* **What this task involves**
Return the listing below word for word.
— Start —
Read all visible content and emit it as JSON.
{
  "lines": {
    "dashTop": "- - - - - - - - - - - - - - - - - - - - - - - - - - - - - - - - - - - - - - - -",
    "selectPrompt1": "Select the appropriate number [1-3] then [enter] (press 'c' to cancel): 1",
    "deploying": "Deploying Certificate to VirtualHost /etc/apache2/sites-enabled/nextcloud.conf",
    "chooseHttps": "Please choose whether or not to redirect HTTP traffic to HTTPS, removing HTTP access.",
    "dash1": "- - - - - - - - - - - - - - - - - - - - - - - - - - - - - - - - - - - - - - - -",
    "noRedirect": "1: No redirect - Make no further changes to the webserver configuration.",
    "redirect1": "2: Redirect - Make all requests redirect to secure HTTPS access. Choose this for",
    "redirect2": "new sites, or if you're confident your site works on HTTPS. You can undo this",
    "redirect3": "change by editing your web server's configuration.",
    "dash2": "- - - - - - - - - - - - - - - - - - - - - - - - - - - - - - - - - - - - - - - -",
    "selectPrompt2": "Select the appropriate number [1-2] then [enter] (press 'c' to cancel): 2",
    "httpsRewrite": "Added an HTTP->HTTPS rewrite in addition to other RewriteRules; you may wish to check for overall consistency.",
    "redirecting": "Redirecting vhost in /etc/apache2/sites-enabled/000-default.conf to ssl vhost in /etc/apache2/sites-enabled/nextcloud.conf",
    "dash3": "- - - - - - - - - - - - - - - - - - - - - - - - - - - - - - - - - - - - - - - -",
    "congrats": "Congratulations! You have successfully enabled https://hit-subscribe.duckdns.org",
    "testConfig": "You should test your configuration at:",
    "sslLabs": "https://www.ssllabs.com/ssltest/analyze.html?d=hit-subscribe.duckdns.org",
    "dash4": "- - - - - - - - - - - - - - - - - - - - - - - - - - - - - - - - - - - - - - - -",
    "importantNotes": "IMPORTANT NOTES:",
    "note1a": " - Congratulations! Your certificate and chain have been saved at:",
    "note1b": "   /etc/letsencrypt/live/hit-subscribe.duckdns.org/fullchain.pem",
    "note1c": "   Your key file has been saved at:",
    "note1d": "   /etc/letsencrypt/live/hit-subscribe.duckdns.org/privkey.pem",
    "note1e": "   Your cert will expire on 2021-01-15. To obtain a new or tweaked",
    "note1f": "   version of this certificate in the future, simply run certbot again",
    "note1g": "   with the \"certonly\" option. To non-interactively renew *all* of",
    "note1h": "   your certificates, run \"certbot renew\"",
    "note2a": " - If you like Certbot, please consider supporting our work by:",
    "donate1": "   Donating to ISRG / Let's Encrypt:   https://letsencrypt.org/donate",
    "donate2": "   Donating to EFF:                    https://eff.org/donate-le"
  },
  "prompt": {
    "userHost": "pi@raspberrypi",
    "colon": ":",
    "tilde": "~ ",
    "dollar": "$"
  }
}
— End —
* **The completed task**
Read all visible content and emit it as JSON.
{
  "lines": {
    "dashTop": "- - - - - - - - - - - - - - - - - - - - - - - - - - - - - - - - - - - - - - - -",
    "selectPrompt1": "Select the appropriate number [1-3] then [enter] (press 'c' to cancel): 1",
    "deploying": "Deploying Certificate to VirtualHost /etc/apache2/sites-enabled/nextcloud.conf",
    "chooseHttps": "Please choose whether or not to redirect HTTP traffic to HTTPS, removing HTTP access.",
    "dash1": "- - - - - - - - - - - - - - - - - - - - - - - - - - - - - - - - - - - - - - - -",
    "noRedirect": "1: No redirect - Make no further changes to the webserver configuration.",
    "redirect1": "2: Redirect - Make all requests redirect to secure HTTPS access. Choose this for",
    "redirect2": "new sites, or if you're confident your site works on HTTPS. You can undo this",
    "redirect3": "change by editing your web server's configuration.",
    "dash2": "- - - - - - - - - - - - - - - - - - - - - - - - - - - - - - - - - - - - - - - -",
    "selectPrompt2": "Select the appropriate number [1-2] then [enter] (press 'c' to cancel): 2",
    "httpsRewrite": "Added an HTTP->HTTPS rewrite in addition to other RewriteRules; you may wish to check for overall consistency.",
    "redirecting": "Redirecting vhost in /etc/apache2/sites-enabled/000-default.conf to ssl vhost in /etc/apache2/sites-enabled/nextcloud.conf",
    "dash3": "- - - - - - - - - - - - - - - - - - - - - - - - - - - - - - - - - - - - - - - -",
    "congrats": "Congratulations! You have successfully enabled https://hit-subscribe.duckdns.org",
    "testConfig": "You should test your configuration at:",
    "sslLabs": "https://www.ssllabs.com/ssltest/analyze.html?d=hit-subscribe.duckdns.org",
    "dash4": "- - - - - - - - - - - - - - - - - - - - - - - - - - - - - - - - - - - - - - - -",
    "importantNotes": "IMPORTANT NOTES:",
    "note1a": " - Congratulations! Your certificate and chain have been saved at:",
    "note1b": "   /etc/letsencrypt/live/hit-subscribe.duckdns.org/fullchain.pem",
    "note1c": "   Your key file has been saved at:",
    "note1d": "   /etc/letsencrypt/live/hit-subscribe.duckdns.org/privkey.pem",
    "note1e": "   Your cert will expire on 2021-01-15. To obtain a new or tweaked",
    "note1f": "   version of this certificate in the future, simply run certbot again",
    "note1g": "   with the \"certonly\" option. To non-interactively renew *all* of",
    "note1h": "   your certificates, run \"certbot renew\"",
    "note2a": " - If you like Certbot, please consider supporting our work by:",
    "donate1": "   Donating to ISRG / Let's Encrypt:   https://letsencrypt.org/donate",
    "donate2": "   Donating to EFF:                    https://eff.org/donate-le"
  },
  "prompt": {
    "userHost": "pi@raspberrypi",
    "colon": ":",
    "tilde": "~ ",
    "dollar": "$"
  }
}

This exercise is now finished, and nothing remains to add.